··· Records for this exercise

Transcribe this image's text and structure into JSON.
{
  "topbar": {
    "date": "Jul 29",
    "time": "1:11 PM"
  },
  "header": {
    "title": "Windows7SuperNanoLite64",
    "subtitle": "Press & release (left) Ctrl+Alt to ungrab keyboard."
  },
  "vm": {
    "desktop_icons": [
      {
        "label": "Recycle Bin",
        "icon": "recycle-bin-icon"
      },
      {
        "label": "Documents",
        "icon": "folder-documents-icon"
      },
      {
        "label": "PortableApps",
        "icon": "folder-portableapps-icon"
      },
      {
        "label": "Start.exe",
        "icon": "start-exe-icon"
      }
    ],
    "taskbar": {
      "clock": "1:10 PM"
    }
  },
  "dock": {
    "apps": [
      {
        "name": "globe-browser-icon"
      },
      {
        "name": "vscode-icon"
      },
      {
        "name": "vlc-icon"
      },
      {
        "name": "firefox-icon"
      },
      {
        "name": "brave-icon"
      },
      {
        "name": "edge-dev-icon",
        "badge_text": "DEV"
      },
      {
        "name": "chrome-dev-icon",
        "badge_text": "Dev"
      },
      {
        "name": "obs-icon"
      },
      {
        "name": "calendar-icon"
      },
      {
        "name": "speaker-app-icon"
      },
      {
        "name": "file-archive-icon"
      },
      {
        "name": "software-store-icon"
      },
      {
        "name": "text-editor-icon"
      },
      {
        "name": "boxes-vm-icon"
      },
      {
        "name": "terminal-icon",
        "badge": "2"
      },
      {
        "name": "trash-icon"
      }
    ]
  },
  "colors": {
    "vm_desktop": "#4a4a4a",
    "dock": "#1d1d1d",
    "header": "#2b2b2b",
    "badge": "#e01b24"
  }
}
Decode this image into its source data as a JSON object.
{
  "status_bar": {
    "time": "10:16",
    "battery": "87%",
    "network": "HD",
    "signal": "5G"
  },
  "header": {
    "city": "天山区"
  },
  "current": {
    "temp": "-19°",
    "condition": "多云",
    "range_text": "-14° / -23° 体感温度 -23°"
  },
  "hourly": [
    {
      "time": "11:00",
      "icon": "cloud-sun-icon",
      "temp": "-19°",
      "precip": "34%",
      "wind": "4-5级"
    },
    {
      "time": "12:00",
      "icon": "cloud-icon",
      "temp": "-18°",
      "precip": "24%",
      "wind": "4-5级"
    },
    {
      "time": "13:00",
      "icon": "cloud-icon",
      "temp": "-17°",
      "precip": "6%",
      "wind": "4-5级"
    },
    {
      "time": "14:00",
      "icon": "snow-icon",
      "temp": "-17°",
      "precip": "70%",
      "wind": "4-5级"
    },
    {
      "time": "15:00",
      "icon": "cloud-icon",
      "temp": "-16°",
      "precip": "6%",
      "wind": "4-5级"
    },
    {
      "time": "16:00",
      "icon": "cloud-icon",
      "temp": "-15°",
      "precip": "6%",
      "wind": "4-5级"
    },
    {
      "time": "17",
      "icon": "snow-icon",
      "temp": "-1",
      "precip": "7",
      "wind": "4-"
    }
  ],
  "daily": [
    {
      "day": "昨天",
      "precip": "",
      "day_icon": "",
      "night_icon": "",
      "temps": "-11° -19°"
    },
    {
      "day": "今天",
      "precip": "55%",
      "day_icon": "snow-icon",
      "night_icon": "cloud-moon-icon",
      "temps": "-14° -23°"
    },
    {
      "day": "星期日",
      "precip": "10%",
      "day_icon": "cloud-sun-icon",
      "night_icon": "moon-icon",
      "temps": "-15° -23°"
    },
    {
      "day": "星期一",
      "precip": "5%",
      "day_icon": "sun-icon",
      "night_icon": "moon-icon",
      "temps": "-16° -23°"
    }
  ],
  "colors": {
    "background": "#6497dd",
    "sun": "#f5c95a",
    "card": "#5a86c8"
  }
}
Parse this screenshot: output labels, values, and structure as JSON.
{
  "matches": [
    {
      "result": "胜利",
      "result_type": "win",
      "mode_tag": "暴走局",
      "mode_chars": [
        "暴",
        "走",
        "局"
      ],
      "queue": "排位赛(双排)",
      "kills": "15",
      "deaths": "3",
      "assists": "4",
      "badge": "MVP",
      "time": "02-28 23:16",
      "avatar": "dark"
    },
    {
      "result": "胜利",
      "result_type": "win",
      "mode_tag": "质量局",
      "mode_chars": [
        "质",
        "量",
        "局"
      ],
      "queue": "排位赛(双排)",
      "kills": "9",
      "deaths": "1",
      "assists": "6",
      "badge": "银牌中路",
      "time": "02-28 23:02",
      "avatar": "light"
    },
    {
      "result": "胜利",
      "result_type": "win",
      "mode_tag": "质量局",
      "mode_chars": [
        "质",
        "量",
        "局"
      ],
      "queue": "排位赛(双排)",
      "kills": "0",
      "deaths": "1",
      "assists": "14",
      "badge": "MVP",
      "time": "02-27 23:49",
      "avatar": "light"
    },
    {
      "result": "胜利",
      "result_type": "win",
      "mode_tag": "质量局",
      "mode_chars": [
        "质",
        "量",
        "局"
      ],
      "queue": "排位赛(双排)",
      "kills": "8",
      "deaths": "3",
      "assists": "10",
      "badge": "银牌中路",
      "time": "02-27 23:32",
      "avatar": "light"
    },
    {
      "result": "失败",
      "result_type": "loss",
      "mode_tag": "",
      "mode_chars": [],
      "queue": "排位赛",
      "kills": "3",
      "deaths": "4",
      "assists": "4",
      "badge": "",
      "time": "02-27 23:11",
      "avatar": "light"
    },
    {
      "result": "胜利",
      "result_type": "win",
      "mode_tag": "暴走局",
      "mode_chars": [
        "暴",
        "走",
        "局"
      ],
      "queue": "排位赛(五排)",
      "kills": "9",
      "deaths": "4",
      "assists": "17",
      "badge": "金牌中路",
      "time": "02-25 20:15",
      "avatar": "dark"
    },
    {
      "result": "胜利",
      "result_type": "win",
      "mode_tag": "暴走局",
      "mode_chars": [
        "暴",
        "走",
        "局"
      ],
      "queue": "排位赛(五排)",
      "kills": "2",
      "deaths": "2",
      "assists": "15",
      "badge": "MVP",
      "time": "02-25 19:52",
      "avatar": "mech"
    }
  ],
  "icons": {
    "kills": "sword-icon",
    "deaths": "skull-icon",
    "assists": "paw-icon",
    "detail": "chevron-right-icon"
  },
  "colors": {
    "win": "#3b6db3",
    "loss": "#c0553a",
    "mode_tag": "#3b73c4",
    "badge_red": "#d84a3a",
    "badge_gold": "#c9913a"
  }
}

······

● **Your task**: Give the listing above again, word for word.

● **Exercise solution**:
Transcribe this image's text and structure into JSON.
{
  "topbar": {
    "date": "Jul 29",
    "time": "1:11 PM"
  },
  "header": {
    "title": "Windows7SuperNanoLite64",
    "subtitle": "Press & release (left) Ctrl+Alt to ungrab keyboard."
  },
  "vm": {
    "desktop_icons": [
      {
        "label": "Recycle Bin",
        "icon": "recycle-bin-icon"
      },
      {
        "label": "Documents",
        "icon": "folder-documents-icon"
      },
      {
        "label": "PortableApps",
        "icon": "folder-portableapps-icon"
      },
      {
        "label": "Start.exe",
        "icon": "start-exe-icon"
      }
    ],
    "taskbar": {
      "clock": "1:10 PM"
    }
  },
  "dock": {
    "apps": [
      {
        "name": "globe-browser-icon"
      },
      {
        "name": "vscode-icon"
      },
      {
        "name": "vlc-icon"
      },
      {
        "name": "firefox-icon"
      },
      {
        "name": "brave-icon"
      },
      {
        "name": "edge-dev-icon",
        "badge_text": "DEV"
      },
      {
        "name": "chrome-dev-icon",
        "badge_text": "Dev"
      },
      {
        "name": "obs-icon"
      },
      {
        "name": "calendar-icon"
      },
      {
        "name": "speaker-app-icon"
      },
      {
        "name": "file-archive-icon"
      },
      {
        "name": "software-store-icon"
      },
      {
        "name": "text-editor-icon"
      },
      {
        "name": "boxes-vm-icon"
      },
      {
        "name": "terminal-icon",
        "badge": "2"
      },
      {
        "name": "trash-icon"
      }
    ]
  },
  "colors": {
    "vm_desktop": "#4a4a4a",
    "dock": "#1d1d1d",
    "header": "#2b2b2b",
    "badge": "#e01b24"
  }
}
Decode this image into its source data as a JSON object.
{
  "status_bar": {
    "time": "10:16",
    "battery": "87%",
    "network": "HD",
    "signal": "5G"
  },
  "header": {
    "city": "天山区"
  },
  "current": {
    "temp": "-19°",
    "condition": "多云",
    "range_text": "-14° / -23° 体感温度 -23°"
  },
  "hourly": [
    {
      "time": "11:00",
      "icon": "cloud-sun-icon",
      "temp": "-19°",
      "precip": "34%",
      "wind": "4-5级"
    },
    {
      "time": "12:00",
      "icon": "cloud-icon",
      "temp": "-18°",
      "precip": "24%",
      "wind": "4-5级"
    },
    {
      "time": "13:00",
      "icon": "cloud-icon",
      "temp": "-17°",
      "precip": "6%",
      "wind": "4-5级"
    },
    {
      "time": "14:00",
      "icon": "snow-icon",
      "temp": "-17°",
      "precip": "70%",
      "wind": "4-5级"
    },
    {
      "time": "15:00",
      "icon": "cloud-icon",
      "temp": "-16°",
      "precip": "6%",
      "wind": "4-5级"
    },
    {
      "time": "16:00",
      "icon": "cloud-icon",
      "temp": "-15°",
      "precip": "6%",
      "wind": "4-5级"
    },
    {
      "time": "17",
      "icon": "snow-icon",
      "temp": "-1",
      "precip": "7",
      "wind": "4-"
    }
  ],
  "daily": [
    {
      "day": "昨天",
      "precip": "",
      "day_icon": "",
      "night_icon": "",
      "temps": "-11° -19°"
    },
    {
      "day": "今天",
      "precip": "55%",
      "day_icon": "snow-icon",
      "night_icon": "cloud-moon-icon",
      "temps": "-14° -23°"
    },
    {
      "day": "星期日",
      "precip": "10%",
      "day_icon": "cloud-sun-icon",
      "night_icon": "moon-icon",
      "temps": "-15° -23°"
    },
    {
      "day": "星期一",
      "precip": "5%",
      "day_icon": "sun-icon",
      "night_icon": "moon-icon",
      "temps": "-16° -23°"
    }
  ],
  "colors": {
    "background": "#6497dd",
    "sun": "#f5c95a",
    "card": "#5a86c8"
  }
}
Parse this screenshot: output labels, values, and structure as JSON.
{
  "matches": [
    {
      "result": "胜利",
      "result_type": "win",
      "mode_tag": "暴走局",
      "mode_chars": [
        "暴",
        "走",
        "局"
      ],
      "queue": "排位赛(双排)",
      "kills": "15",
      "deaths": "3",
      "assists": "4",
      "badge": "MVP",
      "time": "02-28 23:16",
      "avatar": "dark"
    },
    {
      "result": "胜利",
      "result_type": "win",
      "mode_tag": "质量局",
      "mode_chars": [
        "质",
        "量",
        "局"
      ],
      "queue": "排位赛(双排)",
      "kills": "9",
      "deaths": "1",
      "assists": "6",
      "badge": "银牌中路",
      "time": "02-28 23:02",
      "avatar": "light"
    },
    {
      "result": "胜利",
      "result_type": "win",
      "mode_tag": "质量局",
      "mode_chars": [
        "质",
        "量",
        "局"
      ],
      "queue": "排位赛(双排)",
      "kills": "0",
      "deaths": "1",
      "assists": "14",
      "badge": "MVP",
      "time": "02-27 23:49",
      "avatar": "light"
    },
    {
      "result": "胜利",
      "result_type": "win",
      "mode_tag": "质量局",
      "mode_chars": [
        "质",
        "量",
        "局"
      ],
      "queue": "排位赛(双排)",
      "kills": "8",
      "deaths": "3",
      "assists": "10",
      "badge": "银牌中路",
      "time": "02-27 23:32",
      "avatar": "light"
    },
    {
      "result": "失败",
      "result_type": "loss",
      "mode_tag": "",
      "mode_chars": [],
      "queue": "排位赛",
      "kills": "3",
      "deaths": "4",
      "assists": "4",
      "badge": "",
      "time": "02-27 23:11",
      "avatar": "light"
    },
    {
      "result": "胜利",
      "result_type": "win",
      "mode_tag": "暴走局",
      "mode_chars": [
        "暴",
        "走",
        "局"
      ],
      "queue": "排位赛(五排)",
      "kills": "9",
      "deaths": "4",
      "assists": "17",
      "badge": "金牌中路",
      "time": "02-25 20:15",
      "avatar": "dark"
    },
    {
      "result": "胜利",
      "result_type": "win",
      "mode_tag": "暴走局",
      "mode_chars": [
        "暴",
        "走",
        "局"
      ],
      "queue": "排位赛(五排)",
      "kills": "2",
      "deaths": "2",
      "assists": "15",
      "badge": "MVP",
      "time": "02-25 19:52",
      "avatar": "mech"
    }
  ],
  "icons": {
    "kills": "sword-icon",
    "deaths": "skull-icon",
    "assists": "paw-icon",
    "detail": "chevron-right-icon"
  },
  "colors": {
    "win": "#3b6db3",
    "loss": "#c0553a",
    "mode_tag": "#3b73c4",
    "badge_red": "#d84a3a",
    "badge_gold": "#c9913a"
  }
}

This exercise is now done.